Exercise aim: Copy all lines of the listing that include the string "shortcut".

--- Information supplied ---

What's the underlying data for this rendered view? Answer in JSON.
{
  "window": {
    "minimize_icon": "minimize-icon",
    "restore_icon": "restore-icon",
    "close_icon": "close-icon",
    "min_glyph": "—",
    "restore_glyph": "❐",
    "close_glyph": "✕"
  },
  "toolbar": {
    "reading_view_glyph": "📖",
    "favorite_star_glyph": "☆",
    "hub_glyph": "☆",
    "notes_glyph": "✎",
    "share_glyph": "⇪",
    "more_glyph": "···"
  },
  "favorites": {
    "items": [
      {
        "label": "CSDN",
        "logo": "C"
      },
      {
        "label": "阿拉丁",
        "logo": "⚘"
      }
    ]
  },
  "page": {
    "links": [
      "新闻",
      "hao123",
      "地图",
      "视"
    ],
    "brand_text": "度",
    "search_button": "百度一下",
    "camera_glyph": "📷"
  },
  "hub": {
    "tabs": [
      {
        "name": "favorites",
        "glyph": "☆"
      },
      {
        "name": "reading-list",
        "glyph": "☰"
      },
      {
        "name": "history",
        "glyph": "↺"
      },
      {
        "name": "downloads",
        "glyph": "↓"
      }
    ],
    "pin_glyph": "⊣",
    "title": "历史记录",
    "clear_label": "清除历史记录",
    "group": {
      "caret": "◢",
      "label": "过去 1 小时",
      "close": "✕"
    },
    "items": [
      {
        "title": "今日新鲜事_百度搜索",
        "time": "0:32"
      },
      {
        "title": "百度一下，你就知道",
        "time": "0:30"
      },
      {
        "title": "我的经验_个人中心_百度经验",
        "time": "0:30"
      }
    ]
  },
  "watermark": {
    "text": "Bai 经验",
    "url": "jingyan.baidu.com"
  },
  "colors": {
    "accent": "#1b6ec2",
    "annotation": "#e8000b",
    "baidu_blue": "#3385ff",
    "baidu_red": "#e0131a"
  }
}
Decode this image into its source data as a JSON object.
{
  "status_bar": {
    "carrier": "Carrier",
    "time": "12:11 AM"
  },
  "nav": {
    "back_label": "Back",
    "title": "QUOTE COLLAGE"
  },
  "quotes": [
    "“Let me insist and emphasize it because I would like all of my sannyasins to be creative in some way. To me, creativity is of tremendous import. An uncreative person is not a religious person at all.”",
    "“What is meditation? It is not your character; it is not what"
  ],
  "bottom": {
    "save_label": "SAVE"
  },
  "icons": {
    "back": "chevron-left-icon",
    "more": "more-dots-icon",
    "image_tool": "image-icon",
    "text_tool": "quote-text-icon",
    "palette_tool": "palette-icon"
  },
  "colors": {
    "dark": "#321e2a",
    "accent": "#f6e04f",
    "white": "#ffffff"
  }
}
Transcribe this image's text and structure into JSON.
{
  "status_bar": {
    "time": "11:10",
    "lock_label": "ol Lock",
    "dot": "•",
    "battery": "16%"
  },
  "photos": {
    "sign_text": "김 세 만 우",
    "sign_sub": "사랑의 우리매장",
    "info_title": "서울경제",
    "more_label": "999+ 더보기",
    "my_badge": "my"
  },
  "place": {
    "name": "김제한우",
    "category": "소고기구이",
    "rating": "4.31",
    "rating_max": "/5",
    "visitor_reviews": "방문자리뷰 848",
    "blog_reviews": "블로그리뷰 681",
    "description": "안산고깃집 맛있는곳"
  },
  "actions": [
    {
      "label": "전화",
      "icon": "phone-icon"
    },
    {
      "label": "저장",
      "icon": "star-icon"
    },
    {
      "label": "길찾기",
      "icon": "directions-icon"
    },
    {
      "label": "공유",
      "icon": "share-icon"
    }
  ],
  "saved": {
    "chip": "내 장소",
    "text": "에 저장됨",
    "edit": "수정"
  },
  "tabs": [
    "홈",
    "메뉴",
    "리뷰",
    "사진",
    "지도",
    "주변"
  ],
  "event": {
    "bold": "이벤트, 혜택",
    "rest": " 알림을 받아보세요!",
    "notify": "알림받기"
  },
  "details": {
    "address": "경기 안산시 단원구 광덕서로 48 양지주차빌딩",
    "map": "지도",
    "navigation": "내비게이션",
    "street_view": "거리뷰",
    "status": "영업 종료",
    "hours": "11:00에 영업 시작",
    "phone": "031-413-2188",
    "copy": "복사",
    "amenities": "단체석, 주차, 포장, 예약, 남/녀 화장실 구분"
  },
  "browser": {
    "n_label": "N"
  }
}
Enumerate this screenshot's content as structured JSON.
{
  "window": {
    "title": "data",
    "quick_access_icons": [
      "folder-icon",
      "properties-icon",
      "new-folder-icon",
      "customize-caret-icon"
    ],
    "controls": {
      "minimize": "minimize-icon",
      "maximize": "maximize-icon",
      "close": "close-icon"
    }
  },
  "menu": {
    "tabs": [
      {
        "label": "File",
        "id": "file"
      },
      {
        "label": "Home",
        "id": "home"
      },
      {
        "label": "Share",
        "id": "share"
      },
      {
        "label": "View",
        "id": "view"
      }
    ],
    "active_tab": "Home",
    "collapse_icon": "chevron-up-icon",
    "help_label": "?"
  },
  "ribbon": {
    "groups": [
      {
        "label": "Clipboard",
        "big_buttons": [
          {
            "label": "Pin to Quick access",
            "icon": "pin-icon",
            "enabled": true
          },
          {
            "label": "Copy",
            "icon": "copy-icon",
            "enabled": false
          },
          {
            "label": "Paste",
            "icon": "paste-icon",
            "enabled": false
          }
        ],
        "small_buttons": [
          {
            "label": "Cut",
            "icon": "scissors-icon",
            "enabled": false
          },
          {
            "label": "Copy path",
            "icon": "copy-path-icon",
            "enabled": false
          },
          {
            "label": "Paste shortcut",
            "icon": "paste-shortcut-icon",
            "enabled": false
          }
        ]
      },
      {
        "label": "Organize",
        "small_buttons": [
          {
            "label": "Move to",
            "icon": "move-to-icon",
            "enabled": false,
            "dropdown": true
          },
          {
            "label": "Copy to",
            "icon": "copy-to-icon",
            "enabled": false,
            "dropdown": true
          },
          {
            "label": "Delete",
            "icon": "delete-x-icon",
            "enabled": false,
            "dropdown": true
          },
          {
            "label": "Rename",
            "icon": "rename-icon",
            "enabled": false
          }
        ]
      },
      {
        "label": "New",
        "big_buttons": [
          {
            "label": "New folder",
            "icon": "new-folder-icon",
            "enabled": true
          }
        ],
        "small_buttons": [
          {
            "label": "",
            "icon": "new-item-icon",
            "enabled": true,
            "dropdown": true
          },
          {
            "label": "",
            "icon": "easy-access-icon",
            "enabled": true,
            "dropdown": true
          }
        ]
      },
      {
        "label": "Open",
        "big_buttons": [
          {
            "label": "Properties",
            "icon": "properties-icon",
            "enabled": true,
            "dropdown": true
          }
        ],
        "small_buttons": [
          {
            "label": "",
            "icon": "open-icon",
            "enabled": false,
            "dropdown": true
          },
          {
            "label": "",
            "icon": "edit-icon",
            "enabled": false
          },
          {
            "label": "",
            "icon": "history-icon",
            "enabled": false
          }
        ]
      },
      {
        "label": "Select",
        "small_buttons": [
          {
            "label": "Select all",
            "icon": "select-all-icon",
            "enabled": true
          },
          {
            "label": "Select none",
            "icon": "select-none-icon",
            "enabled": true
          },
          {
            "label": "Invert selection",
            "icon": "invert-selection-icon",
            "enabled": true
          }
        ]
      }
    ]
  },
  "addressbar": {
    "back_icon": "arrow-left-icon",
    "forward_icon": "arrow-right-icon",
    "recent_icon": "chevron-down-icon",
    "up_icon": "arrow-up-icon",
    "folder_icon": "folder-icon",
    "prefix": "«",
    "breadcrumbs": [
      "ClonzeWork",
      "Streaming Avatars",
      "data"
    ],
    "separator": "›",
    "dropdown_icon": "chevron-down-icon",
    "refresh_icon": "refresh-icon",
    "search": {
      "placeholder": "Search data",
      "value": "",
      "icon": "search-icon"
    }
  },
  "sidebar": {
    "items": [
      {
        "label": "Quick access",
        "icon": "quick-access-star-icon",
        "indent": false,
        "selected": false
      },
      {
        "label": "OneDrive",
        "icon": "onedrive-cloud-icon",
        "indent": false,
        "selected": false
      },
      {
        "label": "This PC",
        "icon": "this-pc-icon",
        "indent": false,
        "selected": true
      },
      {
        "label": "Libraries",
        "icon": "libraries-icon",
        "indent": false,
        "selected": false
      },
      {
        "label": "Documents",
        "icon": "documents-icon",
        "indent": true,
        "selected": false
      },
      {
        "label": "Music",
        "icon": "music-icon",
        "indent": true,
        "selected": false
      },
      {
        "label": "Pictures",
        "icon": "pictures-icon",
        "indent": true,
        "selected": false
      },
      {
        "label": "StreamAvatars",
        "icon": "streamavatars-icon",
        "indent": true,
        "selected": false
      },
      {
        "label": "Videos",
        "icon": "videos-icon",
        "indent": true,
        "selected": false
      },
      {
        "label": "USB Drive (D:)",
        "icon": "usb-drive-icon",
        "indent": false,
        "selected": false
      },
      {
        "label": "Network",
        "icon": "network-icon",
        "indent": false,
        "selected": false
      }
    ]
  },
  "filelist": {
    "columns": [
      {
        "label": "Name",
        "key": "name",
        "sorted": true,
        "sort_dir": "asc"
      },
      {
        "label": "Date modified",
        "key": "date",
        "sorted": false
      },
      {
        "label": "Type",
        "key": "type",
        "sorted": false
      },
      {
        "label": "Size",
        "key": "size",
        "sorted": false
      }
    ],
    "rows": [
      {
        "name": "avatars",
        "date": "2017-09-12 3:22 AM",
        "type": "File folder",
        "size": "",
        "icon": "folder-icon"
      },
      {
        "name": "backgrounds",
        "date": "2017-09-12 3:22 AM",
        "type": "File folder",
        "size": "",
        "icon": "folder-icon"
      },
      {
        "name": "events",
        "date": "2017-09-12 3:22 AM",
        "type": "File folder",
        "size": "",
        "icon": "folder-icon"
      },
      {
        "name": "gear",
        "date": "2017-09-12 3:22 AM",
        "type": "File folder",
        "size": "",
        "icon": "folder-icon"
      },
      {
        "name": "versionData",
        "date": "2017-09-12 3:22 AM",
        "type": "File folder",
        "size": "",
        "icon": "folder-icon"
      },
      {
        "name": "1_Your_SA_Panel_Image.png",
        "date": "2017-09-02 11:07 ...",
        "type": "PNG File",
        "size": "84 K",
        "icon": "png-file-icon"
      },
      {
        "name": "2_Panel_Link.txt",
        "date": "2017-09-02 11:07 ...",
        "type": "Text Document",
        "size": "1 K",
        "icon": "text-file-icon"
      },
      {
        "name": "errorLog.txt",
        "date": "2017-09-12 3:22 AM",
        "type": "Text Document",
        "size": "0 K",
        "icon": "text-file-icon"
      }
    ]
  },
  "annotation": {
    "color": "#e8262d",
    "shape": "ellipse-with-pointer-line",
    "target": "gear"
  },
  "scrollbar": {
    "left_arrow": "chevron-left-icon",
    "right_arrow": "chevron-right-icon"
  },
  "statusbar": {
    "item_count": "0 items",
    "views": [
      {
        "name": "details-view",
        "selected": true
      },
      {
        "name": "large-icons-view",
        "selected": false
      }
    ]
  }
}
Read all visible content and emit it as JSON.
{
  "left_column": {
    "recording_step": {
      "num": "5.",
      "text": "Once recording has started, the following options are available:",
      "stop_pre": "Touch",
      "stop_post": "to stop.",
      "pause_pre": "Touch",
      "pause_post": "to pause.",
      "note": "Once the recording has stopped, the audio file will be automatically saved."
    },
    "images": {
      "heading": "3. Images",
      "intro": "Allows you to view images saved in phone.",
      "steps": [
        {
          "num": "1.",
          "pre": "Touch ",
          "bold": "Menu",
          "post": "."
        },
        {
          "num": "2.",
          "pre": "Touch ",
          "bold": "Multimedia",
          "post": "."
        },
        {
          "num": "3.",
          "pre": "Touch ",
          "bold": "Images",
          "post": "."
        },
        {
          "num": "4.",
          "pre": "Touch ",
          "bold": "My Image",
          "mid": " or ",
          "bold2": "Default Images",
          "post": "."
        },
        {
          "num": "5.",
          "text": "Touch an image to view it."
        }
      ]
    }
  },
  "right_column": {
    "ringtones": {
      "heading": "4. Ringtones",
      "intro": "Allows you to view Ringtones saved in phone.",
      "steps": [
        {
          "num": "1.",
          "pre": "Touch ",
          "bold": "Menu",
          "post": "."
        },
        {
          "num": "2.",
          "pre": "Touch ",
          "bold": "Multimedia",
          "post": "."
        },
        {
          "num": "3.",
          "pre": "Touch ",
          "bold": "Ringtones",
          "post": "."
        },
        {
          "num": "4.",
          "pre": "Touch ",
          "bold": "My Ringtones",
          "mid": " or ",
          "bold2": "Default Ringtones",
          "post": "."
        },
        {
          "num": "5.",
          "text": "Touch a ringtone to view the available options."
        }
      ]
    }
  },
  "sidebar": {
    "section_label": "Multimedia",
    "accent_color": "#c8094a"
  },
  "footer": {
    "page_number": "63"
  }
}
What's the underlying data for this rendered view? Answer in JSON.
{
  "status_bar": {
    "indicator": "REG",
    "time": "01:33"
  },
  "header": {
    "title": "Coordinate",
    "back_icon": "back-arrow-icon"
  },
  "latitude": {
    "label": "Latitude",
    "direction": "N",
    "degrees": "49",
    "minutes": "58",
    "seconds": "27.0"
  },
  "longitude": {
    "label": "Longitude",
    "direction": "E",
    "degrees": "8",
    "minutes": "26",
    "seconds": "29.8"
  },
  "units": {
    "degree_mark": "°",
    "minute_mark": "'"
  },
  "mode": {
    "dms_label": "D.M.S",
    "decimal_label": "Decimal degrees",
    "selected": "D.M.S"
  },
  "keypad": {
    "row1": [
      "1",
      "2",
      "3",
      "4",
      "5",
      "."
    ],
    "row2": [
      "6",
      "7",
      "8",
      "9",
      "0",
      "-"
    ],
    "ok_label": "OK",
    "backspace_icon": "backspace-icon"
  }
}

---

Finished exercise:
            "label": "Paste shortcut",
            "icon": "paste-shortcut-icon",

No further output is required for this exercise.